___ Data lines

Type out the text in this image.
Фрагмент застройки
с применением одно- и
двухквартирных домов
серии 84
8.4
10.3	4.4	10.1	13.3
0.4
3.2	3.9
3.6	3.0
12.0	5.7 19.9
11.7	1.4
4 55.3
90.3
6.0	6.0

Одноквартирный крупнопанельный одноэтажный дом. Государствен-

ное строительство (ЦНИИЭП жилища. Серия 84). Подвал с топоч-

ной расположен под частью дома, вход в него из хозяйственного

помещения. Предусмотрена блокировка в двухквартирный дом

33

______

Aim of the task:
Each entry above is to be quoted exactly.

Reply:
Type out the text in this image.
Фрагмент застройки
с применением одно- и
двухквартирных домов
серии 84
8.4
10.3	4.4	10.1	13.3
0.4
3.2	3.9
3.6	3.0
12.0	5.7 19.9
11.7	1.4
4 55.3
90.3
6.0	6.0

Одноквартирный крупнопанельный одноэтажный дом. Государствен-

ное строительство (ЦНИИЭП жилища. Серия 84). Подвал с топоч-

ной расположен под частью дома, вход в него из хозяйственного

помещения. Предусмотрена блокировка в двухквартирный дом

33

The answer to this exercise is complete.